■ Work request 1 ■
In the André de Paula biography, in what year did he earn his Bachelor of Laws?
■ Work request 2 ■
List every office heading that appears above "Personal details" in the André de Paula biography.
■ Work request 3 ■
Using the André de Paula biography, decide whether each statement agrees with the text, and quote the deciding words: (a) Luciano Bivar succeeded him as Second Vice President of the Chamber of Deputies. (b) He was born in Recife. (c) He was reelected to the Chamber of Deputies in 2006.

■ Document text ■
• • • • •
Second Vice President of the Chamber of Deputies
- In office 3 February 2021 – 2 January 2023
- Preceded by: Luciano Bivar
- Succeeded by: Sóstenes Cavalcante

Member of the Chamber of Deputies
- In office 1 February 1999 – 2 January 2023
- Constituency: Pernambuco

State Deputy of Pernambuco
- In office 1 February 1991 – 1 February 1999
- Constituency: At-large

Personal details
- Born: André Carlos Alves de Paula Filho 22 July 1961 (age 65) Recife, Pernambuco, Brazil
- Party: PSD (2011–present)
- Other political affiliations: PDS (1982–1988); DEM (1988–2011);
- Awards: Peacemaker Medal ; Santos-Dumont Merit Medal;

= André de Paula =

Brazilian lawyer and politician

André Carlos Alves de Paula Filho (born 22 July 1961 in Recife) is a Brazilian lawyer and politician. He is regional chairman of the Social Democratic Party, a member of the Chamber of Deputies for Pernambuco, and Minister of Fishing and Aquaculture.

==Biography==
Son of André Carlos Alves de Paula and Maria Cândida Moura, André became Bachelor of Laws at the Federal University of Pernambuco in 1986.

He began his political life as a student, when he joined the Democratic Social Party in 1982 until 1988, when he switched to the Liberal Front Party. In this party, he was elected for the first time as a constituent city councillor and as a member of the Legislative Assembly of Pernambuco in 1991. In 1999, he took a seat as member of the Chamber of Deputies, being reelected in 2002, 2006 and 2010.
• • • • •
[Stored data entries]
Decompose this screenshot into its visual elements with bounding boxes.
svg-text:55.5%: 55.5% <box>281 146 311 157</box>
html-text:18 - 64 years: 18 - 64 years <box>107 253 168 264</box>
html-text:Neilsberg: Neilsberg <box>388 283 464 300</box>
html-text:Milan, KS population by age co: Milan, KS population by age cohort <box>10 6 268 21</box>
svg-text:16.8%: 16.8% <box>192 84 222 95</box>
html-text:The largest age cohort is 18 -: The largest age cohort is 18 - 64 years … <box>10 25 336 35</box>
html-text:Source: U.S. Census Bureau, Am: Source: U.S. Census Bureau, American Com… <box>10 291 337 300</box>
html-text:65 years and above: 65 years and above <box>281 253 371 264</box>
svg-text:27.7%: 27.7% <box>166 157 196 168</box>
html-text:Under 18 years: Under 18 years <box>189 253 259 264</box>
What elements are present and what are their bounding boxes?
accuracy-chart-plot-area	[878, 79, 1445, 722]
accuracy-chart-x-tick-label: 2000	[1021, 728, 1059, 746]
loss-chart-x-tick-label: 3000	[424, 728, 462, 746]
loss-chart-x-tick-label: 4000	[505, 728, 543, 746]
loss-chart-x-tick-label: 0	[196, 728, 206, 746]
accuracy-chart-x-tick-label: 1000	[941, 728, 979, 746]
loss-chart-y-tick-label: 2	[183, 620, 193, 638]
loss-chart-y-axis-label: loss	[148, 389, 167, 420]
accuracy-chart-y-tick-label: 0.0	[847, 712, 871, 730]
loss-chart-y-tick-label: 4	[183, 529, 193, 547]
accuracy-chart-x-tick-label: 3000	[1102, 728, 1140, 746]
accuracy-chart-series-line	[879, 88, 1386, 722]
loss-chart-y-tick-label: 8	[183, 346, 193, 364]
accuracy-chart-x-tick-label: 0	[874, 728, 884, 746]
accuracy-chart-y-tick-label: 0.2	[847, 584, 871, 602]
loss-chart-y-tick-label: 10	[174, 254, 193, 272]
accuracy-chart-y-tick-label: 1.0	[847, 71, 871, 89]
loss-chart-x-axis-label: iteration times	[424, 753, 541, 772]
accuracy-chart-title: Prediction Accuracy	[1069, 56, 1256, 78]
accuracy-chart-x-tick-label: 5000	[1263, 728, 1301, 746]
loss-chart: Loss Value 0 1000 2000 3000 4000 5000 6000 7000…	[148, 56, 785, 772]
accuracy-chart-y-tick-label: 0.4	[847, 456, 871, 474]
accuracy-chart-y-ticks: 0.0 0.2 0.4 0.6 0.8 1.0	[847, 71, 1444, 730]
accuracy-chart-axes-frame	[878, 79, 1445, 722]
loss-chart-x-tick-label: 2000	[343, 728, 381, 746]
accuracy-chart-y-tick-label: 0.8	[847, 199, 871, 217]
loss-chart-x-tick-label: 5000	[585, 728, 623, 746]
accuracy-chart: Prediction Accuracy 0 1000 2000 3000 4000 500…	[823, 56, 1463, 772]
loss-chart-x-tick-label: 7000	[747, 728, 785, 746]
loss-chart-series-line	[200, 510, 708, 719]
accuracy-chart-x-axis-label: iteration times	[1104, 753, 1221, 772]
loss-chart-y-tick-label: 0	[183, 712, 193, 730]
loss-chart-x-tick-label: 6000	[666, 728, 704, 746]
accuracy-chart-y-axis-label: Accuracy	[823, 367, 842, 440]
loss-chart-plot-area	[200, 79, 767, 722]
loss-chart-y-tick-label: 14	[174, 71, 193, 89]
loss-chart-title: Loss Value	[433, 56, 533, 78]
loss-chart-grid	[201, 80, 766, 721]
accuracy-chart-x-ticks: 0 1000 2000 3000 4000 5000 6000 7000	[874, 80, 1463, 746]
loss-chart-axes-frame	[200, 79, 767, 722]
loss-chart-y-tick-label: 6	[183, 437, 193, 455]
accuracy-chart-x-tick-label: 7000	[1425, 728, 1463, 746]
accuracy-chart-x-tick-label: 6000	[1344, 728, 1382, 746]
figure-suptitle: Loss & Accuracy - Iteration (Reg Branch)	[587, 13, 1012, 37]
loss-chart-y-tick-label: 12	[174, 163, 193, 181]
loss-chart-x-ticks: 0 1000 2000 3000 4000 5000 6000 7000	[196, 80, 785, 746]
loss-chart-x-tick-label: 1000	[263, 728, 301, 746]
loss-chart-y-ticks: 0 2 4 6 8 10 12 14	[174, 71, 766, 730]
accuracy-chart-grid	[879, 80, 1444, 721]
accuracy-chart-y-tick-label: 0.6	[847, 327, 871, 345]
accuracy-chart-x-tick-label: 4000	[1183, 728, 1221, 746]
• • • • •
■ Task response 1 ■
1986

■ Task response 2 ■
Second Vice President of the Chamber of Deputies
Member of the Chamber of Deputies
State Deputy of Pernambuco

■ Task response 3 ■
(a) No: "Preceded by: Luciano Bivar"
(b) Yes: "born 22 July 1961 in Recife"
(c) Yes: "being reelected in 2002, 2006 and 2010"